* [Work required] What follows is a set of entries. Repeat them exactly, but not their pictures.

>> start Given records

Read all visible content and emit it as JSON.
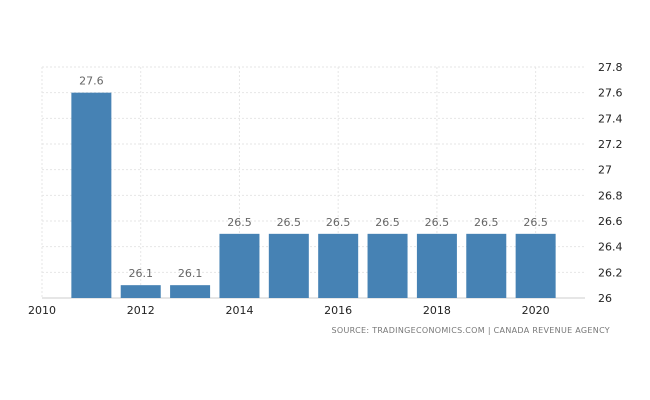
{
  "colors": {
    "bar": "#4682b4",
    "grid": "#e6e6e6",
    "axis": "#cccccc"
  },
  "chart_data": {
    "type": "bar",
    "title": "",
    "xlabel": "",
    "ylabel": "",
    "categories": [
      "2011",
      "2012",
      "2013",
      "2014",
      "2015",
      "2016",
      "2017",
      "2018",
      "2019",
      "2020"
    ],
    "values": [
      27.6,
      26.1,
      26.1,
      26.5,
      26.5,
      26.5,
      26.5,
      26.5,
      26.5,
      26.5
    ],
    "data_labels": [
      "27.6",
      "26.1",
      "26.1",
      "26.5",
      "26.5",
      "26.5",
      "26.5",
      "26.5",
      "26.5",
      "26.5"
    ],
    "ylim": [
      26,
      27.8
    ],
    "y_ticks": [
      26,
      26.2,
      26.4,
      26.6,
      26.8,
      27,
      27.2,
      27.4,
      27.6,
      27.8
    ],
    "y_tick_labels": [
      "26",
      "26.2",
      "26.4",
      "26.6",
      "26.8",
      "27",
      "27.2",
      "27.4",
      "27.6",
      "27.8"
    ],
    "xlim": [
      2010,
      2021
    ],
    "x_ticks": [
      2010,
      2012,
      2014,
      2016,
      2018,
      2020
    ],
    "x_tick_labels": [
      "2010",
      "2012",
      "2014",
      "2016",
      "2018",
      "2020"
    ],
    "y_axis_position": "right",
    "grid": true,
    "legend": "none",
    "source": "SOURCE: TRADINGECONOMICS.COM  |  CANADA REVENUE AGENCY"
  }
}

>> end Given records

* [Written answer]
Read all visible content and emit it as JSON.
{
  "colors": {
    "bar": "#4682b4",
    "grid": "#e6e6e6",
    "axis": "#cccccc"
  },
  "chart_data": {
    "type": "bar",
    "title": "",
    "xlabel": "",
    "ylabel": "",
    "categories": [
      "2011",
      "2012",
      "2013",
      "2014",
      "2015",
      "2016",
      "2017",
      "2018",
      "2019",
      "2020"
    ],
    "values": [
      27.6,
      26.1,
      26.1,
      26.5,
      26.5,
      26.5,
      26.5,
      26.5,
      26.5,
      26.5
    ],
    "data_labels": [
      "27.6",
      "26.1",
      "26.1",
      "26.5",
      "26.5",
      "26.5",
      "26.5",
      "26.5",
      "26.5",
      "26.5"
    ],
    "ylim": [
      26,
      27.8
    ],
    "y_ticks": [
      26,
      26.2,
      26.4,
      26.6,
      26.8,
      27,
      27.2,
      27.4,
      27.6,
      27.8
    ],
    "y_tick_labels": [
      "26",
      "26.2",
      "26.4",
      "26.6",
      "26.8",
      "27",
      "27.2",
      "27.4",
      "27.6",
      "27.8"
    ],
    "xlim": [
      2010,
      2021
    ],
    "x_ticks": [
      2010,
      2012,
      2014,
      2016,
      2018,
      2020
    ],
    "x_tick_labels": [
      "2010",
      "2012",
      "2014",
      "2016",
      "2018",
      "2020"
    ],
    "y_axis_position": "right",
    "grid": true,
    "legend": "none",
    "source": "SOURCE: TRADINGECONOMICS.COM  |  CANADA REVENUE AGENCY"
  }
}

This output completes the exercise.